(Extracted data entries)
————

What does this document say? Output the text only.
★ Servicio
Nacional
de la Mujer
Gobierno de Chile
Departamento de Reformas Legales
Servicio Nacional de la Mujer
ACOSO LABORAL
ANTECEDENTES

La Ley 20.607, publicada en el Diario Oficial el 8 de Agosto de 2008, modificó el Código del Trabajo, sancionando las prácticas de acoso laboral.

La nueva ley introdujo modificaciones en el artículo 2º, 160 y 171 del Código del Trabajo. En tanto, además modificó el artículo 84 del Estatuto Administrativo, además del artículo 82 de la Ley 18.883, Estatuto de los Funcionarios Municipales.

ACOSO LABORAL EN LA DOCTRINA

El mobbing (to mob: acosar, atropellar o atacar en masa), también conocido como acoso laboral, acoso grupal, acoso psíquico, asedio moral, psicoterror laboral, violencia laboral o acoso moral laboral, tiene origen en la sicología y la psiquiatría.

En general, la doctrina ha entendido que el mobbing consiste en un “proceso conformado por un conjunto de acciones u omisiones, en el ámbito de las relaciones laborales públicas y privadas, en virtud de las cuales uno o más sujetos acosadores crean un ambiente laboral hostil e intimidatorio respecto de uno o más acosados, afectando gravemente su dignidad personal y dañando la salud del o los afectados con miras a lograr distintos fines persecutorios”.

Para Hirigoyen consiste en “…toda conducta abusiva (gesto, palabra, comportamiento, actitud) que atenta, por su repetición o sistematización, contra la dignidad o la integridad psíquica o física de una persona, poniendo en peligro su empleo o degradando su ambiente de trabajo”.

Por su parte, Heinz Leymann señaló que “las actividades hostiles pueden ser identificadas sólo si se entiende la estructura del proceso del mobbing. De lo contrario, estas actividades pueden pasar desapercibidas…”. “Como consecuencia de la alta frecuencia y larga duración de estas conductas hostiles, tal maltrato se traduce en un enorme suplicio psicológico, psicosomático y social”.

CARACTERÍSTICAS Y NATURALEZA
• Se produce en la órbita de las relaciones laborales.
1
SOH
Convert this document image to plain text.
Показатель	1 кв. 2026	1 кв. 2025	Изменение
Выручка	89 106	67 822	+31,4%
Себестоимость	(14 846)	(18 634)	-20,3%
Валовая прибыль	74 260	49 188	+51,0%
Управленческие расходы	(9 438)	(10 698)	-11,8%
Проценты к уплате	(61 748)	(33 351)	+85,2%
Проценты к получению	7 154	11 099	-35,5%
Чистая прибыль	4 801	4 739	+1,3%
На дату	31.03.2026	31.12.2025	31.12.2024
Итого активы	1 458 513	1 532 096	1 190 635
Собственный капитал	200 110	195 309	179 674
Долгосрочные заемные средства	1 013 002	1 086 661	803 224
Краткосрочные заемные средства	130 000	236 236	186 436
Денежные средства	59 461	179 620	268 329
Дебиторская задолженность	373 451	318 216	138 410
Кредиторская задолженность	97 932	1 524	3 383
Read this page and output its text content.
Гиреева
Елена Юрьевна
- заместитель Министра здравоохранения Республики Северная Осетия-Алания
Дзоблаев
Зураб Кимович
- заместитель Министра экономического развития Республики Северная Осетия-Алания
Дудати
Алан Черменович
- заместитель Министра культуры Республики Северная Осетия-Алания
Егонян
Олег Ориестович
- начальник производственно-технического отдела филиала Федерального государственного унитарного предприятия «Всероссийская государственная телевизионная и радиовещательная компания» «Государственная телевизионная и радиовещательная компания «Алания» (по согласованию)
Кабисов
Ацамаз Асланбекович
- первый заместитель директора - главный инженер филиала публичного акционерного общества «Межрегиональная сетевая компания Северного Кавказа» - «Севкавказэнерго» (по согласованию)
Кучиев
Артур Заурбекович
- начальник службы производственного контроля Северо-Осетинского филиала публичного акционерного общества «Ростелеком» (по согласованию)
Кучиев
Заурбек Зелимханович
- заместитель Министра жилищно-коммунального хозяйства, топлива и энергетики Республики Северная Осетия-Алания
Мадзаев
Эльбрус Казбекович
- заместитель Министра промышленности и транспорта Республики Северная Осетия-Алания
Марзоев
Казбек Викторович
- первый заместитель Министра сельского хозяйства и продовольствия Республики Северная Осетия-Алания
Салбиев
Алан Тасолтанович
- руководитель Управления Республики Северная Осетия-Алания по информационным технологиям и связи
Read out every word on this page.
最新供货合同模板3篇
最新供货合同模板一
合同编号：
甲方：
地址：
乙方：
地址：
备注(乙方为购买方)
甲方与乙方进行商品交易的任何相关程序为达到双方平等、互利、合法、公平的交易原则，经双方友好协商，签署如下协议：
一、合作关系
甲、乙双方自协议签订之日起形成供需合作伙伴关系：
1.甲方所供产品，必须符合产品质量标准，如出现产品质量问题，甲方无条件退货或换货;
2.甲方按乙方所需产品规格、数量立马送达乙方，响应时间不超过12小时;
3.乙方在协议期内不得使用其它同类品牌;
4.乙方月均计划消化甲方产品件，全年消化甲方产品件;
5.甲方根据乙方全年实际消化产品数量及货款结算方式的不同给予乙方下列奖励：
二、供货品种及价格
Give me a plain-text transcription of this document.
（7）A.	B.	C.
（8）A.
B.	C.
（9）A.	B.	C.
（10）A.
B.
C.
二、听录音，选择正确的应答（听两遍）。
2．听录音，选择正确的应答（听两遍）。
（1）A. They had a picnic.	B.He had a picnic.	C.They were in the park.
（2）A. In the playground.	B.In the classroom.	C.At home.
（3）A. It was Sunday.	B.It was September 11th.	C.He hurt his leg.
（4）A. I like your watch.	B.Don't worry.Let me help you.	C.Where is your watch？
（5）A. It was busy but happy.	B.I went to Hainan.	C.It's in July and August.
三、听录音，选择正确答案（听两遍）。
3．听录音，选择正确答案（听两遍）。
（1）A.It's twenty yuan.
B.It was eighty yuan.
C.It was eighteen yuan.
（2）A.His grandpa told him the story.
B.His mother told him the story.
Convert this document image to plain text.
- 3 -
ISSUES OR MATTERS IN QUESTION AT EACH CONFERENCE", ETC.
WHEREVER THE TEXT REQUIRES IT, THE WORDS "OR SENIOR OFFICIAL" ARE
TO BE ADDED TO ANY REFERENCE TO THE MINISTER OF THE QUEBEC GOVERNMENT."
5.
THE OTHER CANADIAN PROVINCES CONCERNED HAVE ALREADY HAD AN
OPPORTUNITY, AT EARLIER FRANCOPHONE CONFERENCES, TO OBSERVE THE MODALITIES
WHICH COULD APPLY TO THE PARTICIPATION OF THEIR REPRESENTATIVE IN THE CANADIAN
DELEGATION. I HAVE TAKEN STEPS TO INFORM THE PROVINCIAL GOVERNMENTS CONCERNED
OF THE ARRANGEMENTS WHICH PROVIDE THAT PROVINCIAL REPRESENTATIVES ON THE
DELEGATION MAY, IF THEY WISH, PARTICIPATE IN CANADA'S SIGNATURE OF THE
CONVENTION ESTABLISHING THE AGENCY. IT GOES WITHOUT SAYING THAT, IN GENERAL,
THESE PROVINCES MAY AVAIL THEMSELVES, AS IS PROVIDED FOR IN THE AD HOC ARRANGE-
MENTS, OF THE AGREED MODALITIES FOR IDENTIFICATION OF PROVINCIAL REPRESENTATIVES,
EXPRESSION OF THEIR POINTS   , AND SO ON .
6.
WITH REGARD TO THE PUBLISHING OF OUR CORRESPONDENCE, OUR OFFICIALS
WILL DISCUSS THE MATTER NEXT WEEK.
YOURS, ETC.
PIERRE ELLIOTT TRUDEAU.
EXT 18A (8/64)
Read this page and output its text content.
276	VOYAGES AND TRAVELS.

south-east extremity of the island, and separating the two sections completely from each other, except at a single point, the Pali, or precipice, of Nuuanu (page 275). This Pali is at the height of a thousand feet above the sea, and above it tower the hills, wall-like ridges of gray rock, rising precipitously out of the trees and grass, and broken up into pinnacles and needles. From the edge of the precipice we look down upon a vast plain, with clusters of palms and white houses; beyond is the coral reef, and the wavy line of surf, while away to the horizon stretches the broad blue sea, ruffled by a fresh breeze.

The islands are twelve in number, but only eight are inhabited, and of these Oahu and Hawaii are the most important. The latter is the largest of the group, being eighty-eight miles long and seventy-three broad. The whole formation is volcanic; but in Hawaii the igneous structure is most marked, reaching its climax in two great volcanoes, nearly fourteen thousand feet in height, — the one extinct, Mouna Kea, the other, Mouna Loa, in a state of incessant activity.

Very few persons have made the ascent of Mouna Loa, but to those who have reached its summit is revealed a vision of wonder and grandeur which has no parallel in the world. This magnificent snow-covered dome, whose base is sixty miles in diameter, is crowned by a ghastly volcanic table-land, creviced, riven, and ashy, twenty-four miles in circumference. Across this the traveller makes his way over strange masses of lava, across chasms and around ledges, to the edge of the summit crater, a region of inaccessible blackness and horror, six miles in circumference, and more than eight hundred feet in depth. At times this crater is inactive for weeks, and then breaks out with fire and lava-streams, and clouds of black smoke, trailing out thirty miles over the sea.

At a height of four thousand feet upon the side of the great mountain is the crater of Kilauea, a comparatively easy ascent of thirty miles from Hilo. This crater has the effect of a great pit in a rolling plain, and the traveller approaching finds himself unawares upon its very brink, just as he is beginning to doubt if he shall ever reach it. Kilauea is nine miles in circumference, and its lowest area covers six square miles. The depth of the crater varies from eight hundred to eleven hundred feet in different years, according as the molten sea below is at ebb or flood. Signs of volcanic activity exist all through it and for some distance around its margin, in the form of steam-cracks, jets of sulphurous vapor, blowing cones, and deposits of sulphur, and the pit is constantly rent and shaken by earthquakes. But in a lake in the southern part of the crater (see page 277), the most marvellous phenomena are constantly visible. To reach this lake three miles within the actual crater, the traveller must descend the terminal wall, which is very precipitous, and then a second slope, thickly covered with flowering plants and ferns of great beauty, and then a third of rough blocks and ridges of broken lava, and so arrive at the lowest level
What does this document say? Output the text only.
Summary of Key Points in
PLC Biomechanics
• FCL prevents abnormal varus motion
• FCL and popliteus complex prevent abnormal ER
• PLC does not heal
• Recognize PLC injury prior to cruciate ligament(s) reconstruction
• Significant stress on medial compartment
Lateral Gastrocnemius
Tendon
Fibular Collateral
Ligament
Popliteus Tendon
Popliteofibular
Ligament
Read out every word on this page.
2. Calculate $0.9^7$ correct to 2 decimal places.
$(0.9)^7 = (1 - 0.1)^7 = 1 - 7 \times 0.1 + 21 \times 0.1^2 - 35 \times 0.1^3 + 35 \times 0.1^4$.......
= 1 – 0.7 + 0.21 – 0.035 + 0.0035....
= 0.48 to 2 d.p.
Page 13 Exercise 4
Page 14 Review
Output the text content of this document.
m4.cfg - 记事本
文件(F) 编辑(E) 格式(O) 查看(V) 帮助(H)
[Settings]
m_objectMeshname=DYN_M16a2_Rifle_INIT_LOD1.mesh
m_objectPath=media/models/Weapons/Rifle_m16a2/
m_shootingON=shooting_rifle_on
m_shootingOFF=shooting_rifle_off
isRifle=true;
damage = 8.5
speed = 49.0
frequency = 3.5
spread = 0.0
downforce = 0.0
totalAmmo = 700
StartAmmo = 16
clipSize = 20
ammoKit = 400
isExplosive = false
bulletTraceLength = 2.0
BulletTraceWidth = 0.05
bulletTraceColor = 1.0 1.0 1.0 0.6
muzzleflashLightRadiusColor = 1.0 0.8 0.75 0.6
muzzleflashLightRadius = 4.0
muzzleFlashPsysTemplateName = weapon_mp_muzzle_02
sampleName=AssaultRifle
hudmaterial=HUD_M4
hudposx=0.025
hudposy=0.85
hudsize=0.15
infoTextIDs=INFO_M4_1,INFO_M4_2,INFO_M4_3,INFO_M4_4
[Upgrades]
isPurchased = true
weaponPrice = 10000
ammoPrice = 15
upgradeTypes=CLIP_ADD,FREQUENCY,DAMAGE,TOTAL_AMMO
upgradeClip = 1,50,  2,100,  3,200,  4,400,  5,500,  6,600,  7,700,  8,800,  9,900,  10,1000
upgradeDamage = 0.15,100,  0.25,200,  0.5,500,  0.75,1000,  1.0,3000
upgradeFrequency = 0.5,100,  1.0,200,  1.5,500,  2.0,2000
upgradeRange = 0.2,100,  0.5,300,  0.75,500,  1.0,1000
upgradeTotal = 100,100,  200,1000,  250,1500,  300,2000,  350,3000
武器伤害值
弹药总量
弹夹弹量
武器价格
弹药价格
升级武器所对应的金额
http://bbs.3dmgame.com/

————

> [GIVEN INSTRUCTION] Tally the lines of the data that contain the string "заемные" and report the total alone.

> [RESULT] 2